### SET PROBLEM
Without the images, output each record below as it stands.

### DATA RECORDS
────────────────

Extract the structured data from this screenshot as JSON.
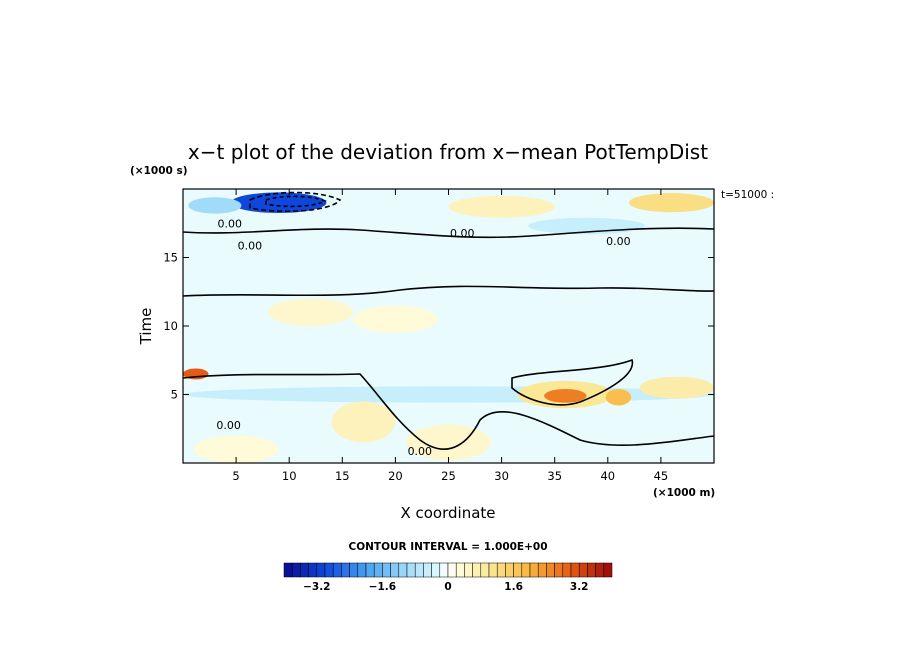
{
  "chart_data": {
    "type": "heatmap",
    "title": "x−t plot of the deviation from x−mean PotTempDist",
    "xlabel": "X coordinate",
    "ylabel": "Time",
    "x_unit": "(×1000 m)",
    "y_unit": "(×1000 s)",
    "time_stamp": "t=51000 :",
    "xlim": [
      0,
      50
    ],
    "ylim": [
      0,
      20
    ],
    "x_ticks": [
      5,
      10,
      15,
      20,
      25,
      30,
      35,
      40,
      45
    ],
    "y_ticks": [
      5,
      10,
      15
    ],
    "contour_interval_text": "CONTOUR INTERVAL = 1.000E+00",
    "contour_labels": [
      {
        "text": "0.00",
        "x": 4.4,
        "y": 17.2
      },
      {
        "text": "0.00",
        "x": 6.3,
        "y": 15.6
      },
      {
        "text": "0.00",
        "x": 26.3,
        "y": 16.5
      },
      {
        "text": "0.00",
        "x": 41.0,
        "y": 15.9
      },
      {
        "text": "0.00",
        "x": 4.3,
        "y": 2.5
      },
      {
        "text": "0.00",
        "x": 22.3,
        "y": 0.6
      }
    ],
    "anomalies": [
      {
        "x": 9,
        "y": 19.0,
        "rx": 4.5,
        "ry": 0.75,
        "value": -3.0
      },
      {
        "x": 3,
        "y": 18.8,
        "rx": 2.5,
        "ry": 0.6,
        "value": -1.0
      },
      {
        "x": 38,
        "y": 17.3,
        "rx": 5.5,
        "ry": 0.6,
        "value": -0.5
      },
      {
        "x": 30,
        "y": 18.7,
        "rx": 5.0,
        "ry": 0.8,
        "value": 0.6
      },
      {
        "x": 46,
        "y": 19.0,
        "rx": 4.0,
        "ry": 0.7,
        "value": 1.2
      },
      {
        "x": 25,
        "y": 5.0,
        "rx": 25,
        "ry": 0.6,
        "value": -0.5
      },
      {
        "x": 36,
        "y": 5.0,
        "rx": 4.5,
        "ry": 1.0,
        "value": 1.0
      },
      {
        "x": 36,
        "y": 4.9,
        "rx": 2.0,
        "ry": 0.5,
        "value": 2.6
      },
      {
        "x": 41,
        "y": 4.8,
        "rx": 1.2,
        "ry": 0.6,
        "value": 1.8
      },
      {
        "x": 46.5,
        "y": 5.5,
        "rx": 3.5,
        "ry": 0.8,
        "value": 0.8
      },
      {
        "x": 1.2,
        "y": 6.5,
        "rx": 1.2,
        "ry": 0.4,
        "value": 3.0
      },
      {
        "x": 17,
        "y": 3.0,
        "rx": 3.0,
        "ry": 1.5,
        "value": 0.6
      },
      {
        "x": 25,
        "y": 1.5,
        "rx": 4.0,
        "ry": 1.3,
        "value": 0.4
      },
      {
        "x": 5,
        "y": 1.0,
        "rx": 4.0,
        "ry": 1.0,
        "value": 0.3
      },
      {
        "x": 12,
        "y": 11.0,
        "rx": 4.0,
        "ry": 1.0,
        "value": 0.4
      },
      {
        "x": 20,
        "y": 10.5,
        "rx": 4.0,
        "ry": 1.0,
        "value": 0.3
      }
    ],
    "colorbar": {
      "min": -4.0,
      "max": 4.0,
      "step": 0.2,
      "tick_values": [
        -3.2,
        -1.6,
        0,
        1.6,
        3.2
      ],
      "tick_labels": [
        "−3.2",
        "−1.6",
        "0",
        "1.6",
        "3.2"
      ]
    }
  }
}
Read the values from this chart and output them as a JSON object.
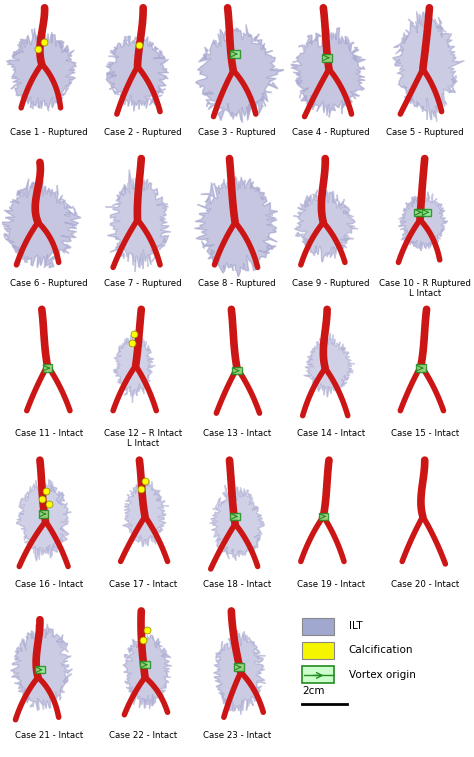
{
  "figsize": [
    4.74,
    7.57
  ],
  "dpi": 100,
  "bg_color": "#ffffff",
  "rows": [
    [
      "Case 1 - Ruptured",
      "Case 2 - Ruptured",
      "Case 3 - Ruptured",
      "Case 4 - Ruptured",
      "Case 5 - Ruptured"
    ],
    [
      "Case 6 - Ruptured",
      "Case 7 - Ruptured",
      "Case 8 - Ruptured",
      "Case 9 - Ruptured",
      "Case 10 - R Ruptured\nL Intact"
    ],
    [
      "Case 11 - Intact",
      "Case 12 – R Intact\nL Intact",
      "Case 13 - Intact",
      "Case 14 - Intact",
      "Case 15 - Intact"
    ],
    [
      "Case 16 - Intact",
      "Case 17 - Intact",
      "Case 18 - Intact",
      "Case 19 - Intact",
      "Case 20 - Intact"
    ],
    [
      "Case 21 - Intact",
      "Case 22 - Intact",
      "Case 23 - Intact",
      "",
      ""
    ]
  ],
  "legend_items": [
    {
      "color": "#a0a8d0",
      "edgecolor": "#888888",
      "label": "ILT",
      "hatch": ""
    },
    {
      "color": "#f5f500",
      "edgecolor": "#888888",
      "label": "Calcification",
      "hatch": ""
    },
    {
      "color": "#ccffcc",
      "edgecolor": "#228b22",
      "label": "Vortex origin",
      "hatch": ""
    }
  ],
  "scale_label": "2cm",
  "label_fontsize": 6.2,
  "legend_fontsize": 7.5,
  "vessel_color": "#cc1515",
  "ilt_color": "#9898c8",
  "calc_color": "#ffff00",
  "vortex_color": "#90ee90",
  "vortex_edge": "#228b22"
}
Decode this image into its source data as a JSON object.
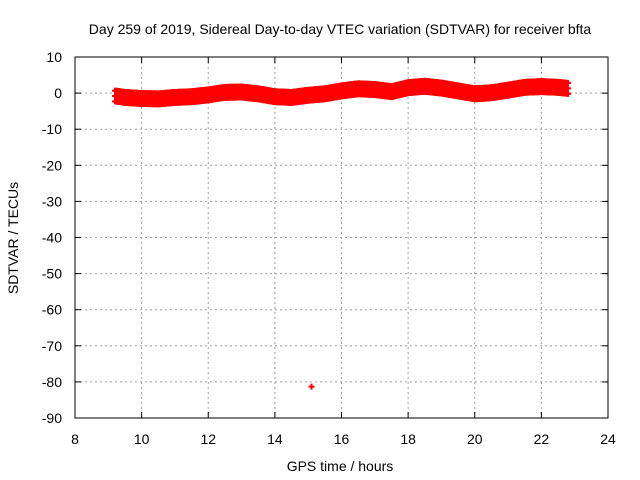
{
  "chart_data": {
    "type": "scatter",
    "title": "Day 259 of 2019, Sidereal Day-to-day VTEC variation (SDTVAR) for receiver bfta",
    "xlabel": "GPS time / hours",
    "ylabel": "SDTVAR / TECUs",
    "xlim": [
      8,
      24
    ],
    "ylim": [
      -90,
      10
    ],
    "xticks": [
      "8",
      "10",
      "12",
      "14",
      "16",
      "18",
      "20",
      "22",
      "24"
    ],
    "yticks": [
      "10",
      "0",
      "-10",
      "-20",
      "-30",
      "-40",
      "-50",
      "-60",
      "-70",
      "-80",
      "-90"
    ],
    "grid": true,
    "marker": "+",
    "series": [
      {
        "color": "#ff0000",
        "trend": [
          [
            9.2,
            -0.8
          ],
          [
            9.5,
            -1.2
          ],
          [
            10.0,
            -1.5
          ],
          [
            10.5,
            -1.6
          ],
          [
            11.0,
            -1.2
          ],
          [
            11.5,
            -1.0
          ],
          [
            12.0,
            -0.5
          ],
          [
            12.5,
            0.2
          ],
          [
            13.0,
            0.3
          ],
          [
            13.5,
            -0.2
          ],
          [
            14.0,
            -1.0
          ],
          [
            14.5,
            -1.2
          ],
          [
            15.0,
            -0.6
          ],
          [
            15.5,
            -0.2
          ],
          [
            16.0,
            0.6
          ],
          [
            16.5,
            1.2
          ],
          [
            17.0,
            1.0
          ],
          [
            17.5,
            0.4
          ],
          [
            18.0,
            1.5
          ],
          [
            18.5,
            1.9
          ],
          [
            19.0,
            1.4
          ],
          [
            19.5,
            0.6
          ],
          [
            20.0,
            -0.2
          ],
          [
            20.5,
            0.1
          ],
          [
            21.0,
            0.8
          ],
          [
            21.5,
            1.6
          ],
          [
            22.0,
            1.8
          ],
          [
            22.5,
            1.6
          ],
          [
            22.8,
            1.3
          ]
        ],
        "outliers": [
          [
            15.1,
            -81.3
          ]
        ]
      }
    ]
  }
}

────────────────

### WRITTEN RESPONSE
Extract the structured data from this screenshot as JSON.
{
  "chart_data": {
    "type": "heatmap",
    "title": "x−t plot of the deviation from x−mean PotTempDist",
    "xlabel": "X coordinate",
    "ylabel": "Time",
    "x_unit": "(×1000 m)",
    "y_unit": "(×1000 s)",
    "time_stamp": "t=51000 :",
    "xlim": [
      0,
      50
    ],
    "ylim": [
      0,
      20
    ],
    "x_ticks": [
      5,
      10,
      15,
      20,
      25,
      30,
      35,
      40,
      45
    ],
    "y_ticks": [
      5,
      10,
      15
    ],
    "contour_interval_text": "CONTOUR INTERVAL = 1.000E+00",
    "contour_labels": [
      {
        "text": "0.00",
        "x": 4.4,
        "y": 17.2
      },
      {
        "text": "0.00",
        "x": 6.3,
        "y": 15.6
      },
      {
        "text": "0.00",
        "x": 26.3,
        "y": 16.5
      },
      {
        "text": "0.00",
        "x": 41.0,
        "y": 15.9
      },
      {
        "text": "0.00",
        "x": 4.3,
        "y": 2.5
      },
      {
        "text": "0.00",
        "x": 22.3,
        "y": 0.6
      }
    ],
    "anomalies": [
      {
        "x": 9,
        "y": 19.0,
        "rx": 4.5,
        "ry": 0.75,
        "value": -3.0
      },
      {
        "x": 3,
        "y": 18.8,
        "rx": 2.5,
        "ry": 0.6,
        "value": -1.0
      },
      {
        "x": 38,
        "y": 17.3,
        "rx": 5.5,
        "ry": 0.6,
        "value": -0.5
      },
      {
        "x": 30,
        "y": 18.7,
        "rx": 5.0,
        "ry": 0.8,
        "value": 0.6
      },
      {
        "x": 46,
        "y": 19.0,
        "rx": 4.0,
        "ry": 0.7,
        "value": 1.2
      },
      {
        "x": 25,
        "y": 5.0,
        "rx": 25,
        "ry": 0.6,
        "value": -0.5
      },
      {
        "x": 36,
        "y": 5.0,
        "rx": 4.5,
        "ry": 1.0,
        "value": 1.0
      },
      {
        "x": 36,
        "y": 4.9,
        "rx": 2.0,
        "ry": 0.5,
        "value": 2.6
      },
      {
        "x": 41,
        "y": 4.8,
        "rx": 1.2,
        "ry": 0.6,
        "value": 1.8
      },
      {
        "x": 46.5,
        "y": 5.5,
        "rx": 3.5,
        "ry": 0.8,
        "value": 0.8
      },
      {
        "x": 1.2,
        "y": 6.5,
        "rx": 1.2,
        "ry": 0.4,
        "value": 3.0
      },
      {
        "x": 17,
        "y": 3.0,
        "rx": 3.0,
        "ry": 1.5,
        "value": 0.6
      },
      {
        "x": 25,
        "y": 1.5,
        "rx": 4.0,
        "ry": 1.3,
        "value": 0.4
      },
      {
        "x": 5,
        "y": 1.0,
        "rx": 4.0,
        "ry": 1.0,
        "value": 0.3
      },
      {
        "x": 12,
        "y": 11.0,
        "rx": 4.0,
        "ry": 1.0,
        "value": 0.4
      },
      {
        "x": 20,
        "y": 10.5,
        "rx": 4.0,
        "ry": 1.0,
        "value": 0.3
      }
    ],
    "colorbar": {
      "min": -4.0,
      "max": 4.0,
      "step": 0.2,
      "tick_values": [
        -3.2,
        -1.6,
        0,
        1.6,
        3.2
      ],
      "tick_labels": [
        "−3.2",
        "−1.6",
        "0",
        "1.6",
        "3.2"
      ]
    }
  }
}
Read the values from this chart and output them as a JSON object.
{
  "figsize": [
    4.74,
    7.57
  ],
  "dpi": 100,
  "bg_color": "#ffffff",
  "rows": [
    [
      "Case 1 - Ruptured",
      "Case 2 - Ruptured",
      "Case 3 - Ruptured",
      "Case 4 - Ruptured",
      "Case 5 - Ruptured"
    ],
    [
      "Case 6 - Ruptured",
      "Case 7 - Ruptured",
      "Case 8 - Ruptured",
      "Case 9 - Ruptured",
      "Case 10 - R Ruptured\nL Intact"
    ],
    [
      "Case 11 - Intact",
      "Case 12 – R Intact\nL Intact",
      "Case 13 - Intact",
      "Case 14 - Intact",
      "Case 15 - Intact"
    ],
    [
      "Case 16 - Intact",
      "Case 17 - Intact",
      "Case 18 - Intact",
      "Case 19 - Intact",
      "Case 20 - Intact"
    ],
    [
      "Case 21 - Intact",
      "Case 22 - Intact",
      "Case 23 - Intact",
      "",
      ""
    ]
  ],
  "legend_items": [
    {
      "color": "#a0a8d0",
      "edgecolor": "#888888",
      "label": "ILT",
      "hatch": ""
    },
    {
      "color": "#f5f500",
      "edgecolor": "#888888",
      "label": "Calcification",
      "hatch": ""
    },
    {
      "color": "#ccffcc",
      "edgecolor": "#228b22",
      "label": "Vortex origin",
      "hatch": ""
    }
  ],
  "scale_label": "2cm",
  "label_fontsize": 6.2,
  "legend_fontsize": 7.5,
  "vessel_color": "#cc1515",
  "ilt_color": "#9898c8",
  "calc_color": "#ffff00",
  "vortex_color": "#90ee90",
  "vortex_edge": "#228b22"
}
Decode this image into its source data as a JSON object.
{
  "chart_data": {
    "type": "scatter",
    "title": "Day 259 of 2019, Sidereal Day-to-day VTEC variation (SDTVAR) for receiver bfta",
    "xlabel": "GPS time / hours",
    "ylabel": "SDTVAR / TECUs",
    "xlim": [
      8,
      24
    ],
    "ylim": [
      -90,
      10
    ],
    "xticks": [
      "8",
      "10",
      "12",
      "14",
      "16",
      "18",
      "20",
      "22",
      "24"
    ],
    "yticks": [
      "10",
      "0",
      "-10",
      "-20",
      "-30",
      "-40",
      "-50",
      "-60",
      "-70",
      "-80",
      "-90"
    ],
    "grid": true,
    "marker": "+",
    "series": [
      {
        "color": "#ff0000",
        "trend": [
          [
            9.2,
            -0.8
          ],
          [
            9.5,
            -1.2
          ],
          [
            10.0,
            -1.5
          ],
          [
            10.5,
            -1.6
          ],
          [
            11.0,
            -1.2
          ],
          [
            11.5,
            -1.0
          ],
          [
            12.0,
            -0.5
          ],
          [
            12.5,
            0.2
          ],
          [
            13.0,
            0.3
          ],
          [
            13.5,
            -0.2
          ],
          [
            14.0,
            -1.0
          ],
          [
            14.5,
            -1.2
          ],
          [
            15.0,
            -0.6
          ],
          [
            15.5,
            -0.2
          ],
          [
            16.0,
            0.6
          ],
          [
            16.5,
            1.2
          ],
          [
            17.0,
            1.0
          ],
          [
            17.5,
            0.4
          ],
          [
            18.0,
            1.5
          ],
          [
            18.5,
            1.9
          ],
          [
            19.0,
            1.4
          ],
          [
            19.5,
            0.6
          ],
          [
            20.0,
            -0.2
          ],
          [
            20.5,
            0.1
          ],
          [
            21.0,
            0.8
          ],
          [
            21.5,
            1.6
          ],
          [
            22.0,
            1.8
          ],
          [
            22.5,
            1.6
          ],
          [
            22.8,
            1.3
          ]
        ],
        "outliers": [
          [
            15.1,
            -81.3
          ]
        ]
      }
    ]
  }
}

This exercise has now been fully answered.